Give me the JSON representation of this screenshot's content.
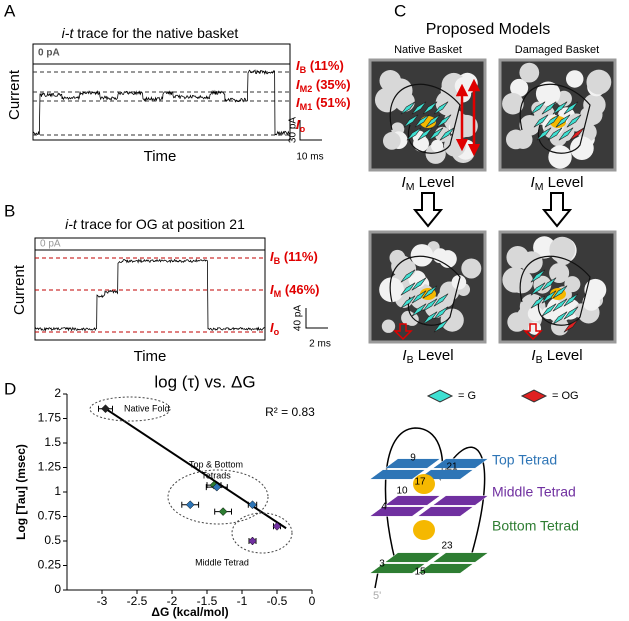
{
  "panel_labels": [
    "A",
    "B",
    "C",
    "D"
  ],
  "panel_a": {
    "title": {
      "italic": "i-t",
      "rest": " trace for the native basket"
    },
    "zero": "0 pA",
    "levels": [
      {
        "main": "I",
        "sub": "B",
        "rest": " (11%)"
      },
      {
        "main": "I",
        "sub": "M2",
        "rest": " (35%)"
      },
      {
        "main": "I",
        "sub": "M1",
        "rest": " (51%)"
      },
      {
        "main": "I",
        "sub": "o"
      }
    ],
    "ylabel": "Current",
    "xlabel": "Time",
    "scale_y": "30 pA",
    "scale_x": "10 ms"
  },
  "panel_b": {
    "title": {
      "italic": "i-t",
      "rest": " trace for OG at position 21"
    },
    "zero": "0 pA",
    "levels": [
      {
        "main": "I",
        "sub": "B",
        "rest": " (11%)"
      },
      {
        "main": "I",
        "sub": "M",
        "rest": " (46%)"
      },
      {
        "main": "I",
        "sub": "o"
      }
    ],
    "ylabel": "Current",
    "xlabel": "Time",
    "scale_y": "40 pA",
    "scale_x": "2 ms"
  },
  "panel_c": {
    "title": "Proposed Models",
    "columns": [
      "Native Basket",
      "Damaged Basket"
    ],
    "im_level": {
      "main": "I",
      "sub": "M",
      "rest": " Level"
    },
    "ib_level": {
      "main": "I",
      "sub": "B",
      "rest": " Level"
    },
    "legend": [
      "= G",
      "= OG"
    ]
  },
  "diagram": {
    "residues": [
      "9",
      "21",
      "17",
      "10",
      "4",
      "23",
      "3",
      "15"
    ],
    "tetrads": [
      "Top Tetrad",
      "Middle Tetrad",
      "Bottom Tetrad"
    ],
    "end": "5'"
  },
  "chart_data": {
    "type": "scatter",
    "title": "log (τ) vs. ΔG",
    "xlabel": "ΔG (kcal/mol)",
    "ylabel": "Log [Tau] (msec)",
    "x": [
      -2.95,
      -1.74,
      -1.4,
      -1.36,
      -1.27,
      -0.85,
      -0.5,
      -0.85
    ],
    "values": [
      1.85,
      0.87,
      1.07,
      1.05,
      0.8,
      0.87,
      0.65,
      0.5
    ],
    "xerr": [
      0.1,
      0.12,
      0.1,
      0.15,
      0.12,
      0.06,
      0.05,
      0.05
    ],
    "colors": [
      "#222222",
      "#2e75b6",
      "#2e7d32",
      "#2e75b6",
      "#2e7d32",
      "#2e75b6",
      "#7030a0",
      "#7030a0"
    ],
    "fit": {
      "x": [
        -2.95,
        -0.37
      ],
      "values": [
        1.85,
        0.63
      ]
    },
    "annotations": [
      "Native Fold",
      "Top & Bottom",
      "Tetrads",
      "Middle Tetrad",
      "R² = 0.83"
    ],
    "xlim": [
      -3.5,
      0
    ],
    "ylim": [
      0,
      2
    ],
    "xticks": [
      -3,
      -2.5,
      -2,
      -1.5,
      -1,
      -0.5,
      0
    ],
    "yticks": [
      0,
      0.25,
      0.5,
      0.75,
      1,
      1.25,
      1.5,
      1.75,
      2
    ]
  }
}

**Work to be completed**
From the material above, copy everything exactly but the pictures.

**Response**
Give me the JSON representation of this screenshot's content.
{
  "panel_labels": [
    "A",
    "B",
    "C",
    "D"
  ],
  "panel_a": {
    "title": {
      "italic": "i-t",
      "rest": " trace for the native basket"
    },
    "zero": "0 pA",
    "levels": [
      {
        "main": "I",
        "sub": "B",
        "rest": " (11%)"
      },
      {
        "main": "I",
        "sub": "M2",
        "rest": " (35%)"
      },
      {
        "main": "I",
        "sub": "M1",
        "rest": " (51%)"
      },
      {
        "main": "I",
        "sub": "o"
      }
    ],
    "ylabel": "Current",
    "xlabel": "Time",
    "scale_y": "30 pA",
    "scale_x": "10 ms"
  },
  "panel_b": {
    "title": {
      "italic": "i-t",
      "rest": " trace for OG at position 21"
    },
    "zero": "0 pA",
    "levels": [
      {
        "main": "I",
        "sub": "B",
        "rest": " (11%)"
      },
      {
        "main": "I",
        "sub": "M",
        "rest": " (46%)"
      },
      {
        "main": "I",
        "sub": "o"
      }
    ],
    "ylabel": "Current",
    "xlabel": "Time",
    "scale_y": "40 pA",
    "scale_x": "2 ms"
  },
  "panel_c": {
    "title": "Proposed Models",
    "columns": [
      "Native Basket",
      "Damaged Basket"
    ],
    "im_level": {
      "main": "I",
      "sub": "M",
      "rest": " Level"
    },
    "ib_level": {
      "main": "I",
      "sub": "B",
      "rest": " Level"
    },
    "legend": [
      "= G",
      "= OG"
    ]
  },
  "diagram": {
    "residues": [
      "9",
      "21",
      "17",
      "10",
      "4",
      "23",
      "3",
      "15"
    ],
    "tetrads": [
      "Top Tetrad",
      "Middle Tetrad",
      "Bottom Tetrad"
    ],
    "end": "5'"
  },
  "chart_data": {
    "type": "scatter",
    "title": "log (τ) vs. ΔG",
    "xlabel": "ΔG (kcal/mol)",
    "ylabel": "Log [Tau] (msec)",
    "x": [
      -2.95,
      -1.74,
      -1.4,
      -1.36,
      -1.27,
      -0.85,
      -0.5,
      -0.85
    ],
    "values": [
      1.85,
      0.87,
      1.07,
      1.05,
      0.8,
      0.87,
      0.65,
      0.5
    ],
    "xerr": [
      0.1,
      0.12,
      0.1,
      0.15,
      0.12,
      0.06,
      0.05,
      0.05
    ],
    "colors": [
      "#222222",
      "#2e75b6",
      "#2e7d32",
      "#2e75b6",
      "#2e7d32",
      "#2e75b6",
      "#7030a0",
      "#7030a0"
    ],
    "fit": {
      "x": [
        -2.95,
        -0.37
      ],
      "values": [
        1.85,
        0.63
      ]
    },
    "annotations": [
      "Native Fold",
      "Top & Bottom",
      "Tetrads",
      "Middle Tetrad",
      "R² = 0.83"
    ],
    "xlim": [
      -3.5,
      0
    ],
    "ylim": [
      0,
      2
    ],
    "xticks": [
      -3,
      -2.5,
      -2,
      -1.5,
      -1,
      -0.5,
      0
    ],
    "yticks": [
      0,
      0.25,
      0.5,
      0.75,
      1,
      1.25,
      1.5,
      1.75,
      2
    ]
  }
}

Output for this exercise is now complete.